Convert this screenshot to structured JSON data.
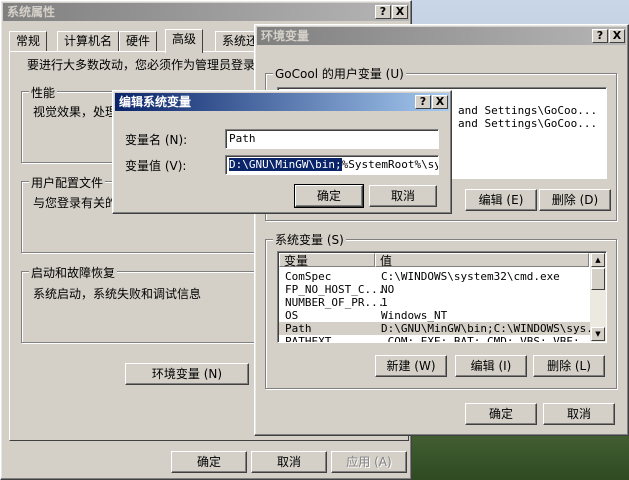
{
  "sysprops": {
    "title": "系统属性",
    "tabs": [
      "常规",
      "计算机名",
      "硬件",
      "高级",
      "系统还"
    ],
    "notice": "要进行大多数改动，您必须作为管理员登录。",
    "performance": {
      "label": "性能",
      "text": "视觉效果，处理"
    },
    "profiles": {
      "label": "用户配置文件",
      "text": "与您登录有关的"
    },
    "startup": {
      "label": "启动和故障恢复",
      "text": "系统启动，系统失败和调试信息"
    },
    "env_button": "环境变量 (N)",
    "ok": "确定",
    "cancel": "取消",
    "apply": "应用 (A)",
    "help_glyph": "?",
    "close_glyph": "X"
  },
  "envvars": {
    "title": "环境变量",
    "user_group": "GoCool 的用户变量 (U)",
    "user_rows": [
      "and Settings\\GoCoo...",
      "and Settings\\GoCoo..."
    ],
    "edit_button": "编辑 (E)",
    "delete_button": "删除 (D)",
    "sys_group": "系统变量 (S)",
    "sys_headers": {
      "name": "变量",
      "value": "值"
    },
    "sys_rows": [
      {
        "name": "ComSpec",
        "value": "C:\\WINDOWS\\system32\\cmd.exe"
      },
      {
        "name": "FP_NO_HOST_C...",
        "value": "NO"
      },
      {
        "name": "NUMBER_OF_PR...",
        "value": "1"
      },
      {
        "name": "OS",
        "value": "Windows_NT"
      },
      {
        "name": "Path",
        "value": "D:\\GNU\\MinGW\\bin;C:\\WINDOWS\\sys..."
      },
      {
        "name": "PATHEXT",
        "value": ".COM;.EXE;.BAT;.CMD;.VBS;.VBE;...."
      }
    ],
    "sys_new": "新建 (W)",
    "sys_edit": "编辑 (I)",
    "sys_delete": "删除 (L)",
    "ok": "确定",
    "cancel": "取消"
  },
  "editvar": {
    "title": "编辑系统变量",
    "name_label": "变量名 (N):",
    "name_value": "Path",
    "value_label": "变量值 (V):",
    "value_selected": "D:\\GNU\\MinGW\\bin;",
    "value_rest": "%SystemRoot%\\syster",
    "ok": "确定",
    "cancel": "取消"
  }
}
^^^^^^^^^^^^^^^^
Report how many lines of the preceding records include "Settings". Output the number only.

2